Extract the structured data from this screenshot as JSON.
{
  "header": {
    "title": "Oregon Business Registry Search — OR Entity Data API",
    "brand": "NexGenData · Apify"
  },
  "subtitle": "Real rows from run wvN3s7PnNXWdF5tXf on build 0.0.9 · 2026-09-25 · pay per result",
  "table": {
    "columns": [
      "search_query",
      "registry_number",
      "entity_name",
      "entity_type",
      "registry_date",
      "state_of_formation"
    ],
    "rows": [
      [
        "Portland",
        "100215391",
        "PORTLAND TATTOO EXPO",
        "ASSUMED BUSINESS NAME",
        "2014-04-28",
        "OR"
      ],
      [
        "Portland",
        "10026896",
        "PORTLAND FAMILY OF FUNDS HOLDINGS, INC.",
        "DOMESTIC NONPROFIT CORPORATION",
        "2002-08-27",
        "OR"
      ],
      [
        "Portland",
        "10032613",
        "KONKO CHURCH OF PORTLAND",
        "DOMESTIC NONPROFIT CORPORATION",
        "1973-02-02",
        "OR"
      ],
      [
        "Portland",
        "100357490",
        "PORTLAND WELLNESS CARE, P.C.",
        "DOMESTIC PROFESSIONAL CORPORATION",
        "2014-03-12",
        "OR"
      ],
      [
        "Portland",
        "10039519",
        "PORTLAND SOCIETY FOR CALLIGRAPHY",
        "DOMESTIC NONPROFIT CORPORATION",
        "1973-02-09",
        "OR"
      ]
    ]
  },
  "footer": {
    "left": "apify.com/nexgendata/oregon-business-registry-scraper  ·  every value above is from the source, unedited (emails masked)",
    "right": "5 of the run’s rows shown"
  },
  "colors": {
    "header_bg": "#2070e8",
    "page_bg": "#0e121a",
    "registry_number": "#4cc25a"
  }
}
********************
» AIM:
Give back all the records exactly as they stand.

» OUTPUT OF THE TASK:
Extract the structured data from this screenshot as JSON.
{
  "header": {
    "title": "Oregon Business Registry Search — OR Entity Data API",
    "brand": "NexGenData · Apify"
  },
  "subtitle": "Real rows from run wvN3s7PnNXWdF5tXf on build 0.0.9 · 2026-09-25 · pay per result",
  "table": {
    "columns": [
      "search_query",
      "registry_number",
      "entity_name",
      "entity_type",
      "registry_date",
      "state_of_formation"
    ],
    "rows": [
      [
        "Portland",
        "100215391",
        "PORTLAND TATTOO EXPO",
        "ASSUMED BUSINESS NAME",
        "2014-04-28",
        "OR"
      ],
      [
        "Portland",
        "10026896",
        "PORTLAND FAMILY OF FUNDS HOLDINGS, INC.",
        "DOMESTIC NONPROFIT CORPORATION",
        "2002-08-27",
        "OR"
      ],
      [
        "Portland",
        "10032613",
        "KONKO CHURCH OF PORTLAND",
        "DOMESTIC NONPROFIT CORPORATION",
        "1973-02-02",
        "OR"
      ],
      [
        "Portland",
        "100357490",
        "PORTLAND WELLNESS CARE, P.C.",
        "DOMESTIC PROFESSIONAL CORPORATION",
        "2014-03-12",
        "OR"
      ],
      [
        "Portland",
        "10039519",
        "PORTLAND SOCIETY FOR CALLIGRAPHY",
        "DOMESTIC NONPROFIT CORPORATION",
        "1973-02-09",
        "OR"
      ]
    ]
  },
  "footer": {
    "left": "apify.com/nexgendata/oregon-business-registry-scraper  ·  every value above is from the source, unedited (emails masked)",
    "right": "5 of the run’s rows shown"
  },
  "colors": {
    "header_bg": "#2070e8",
    "page_bg": "#0e121a",
    "registry_number": "#4cc25a"
  }
}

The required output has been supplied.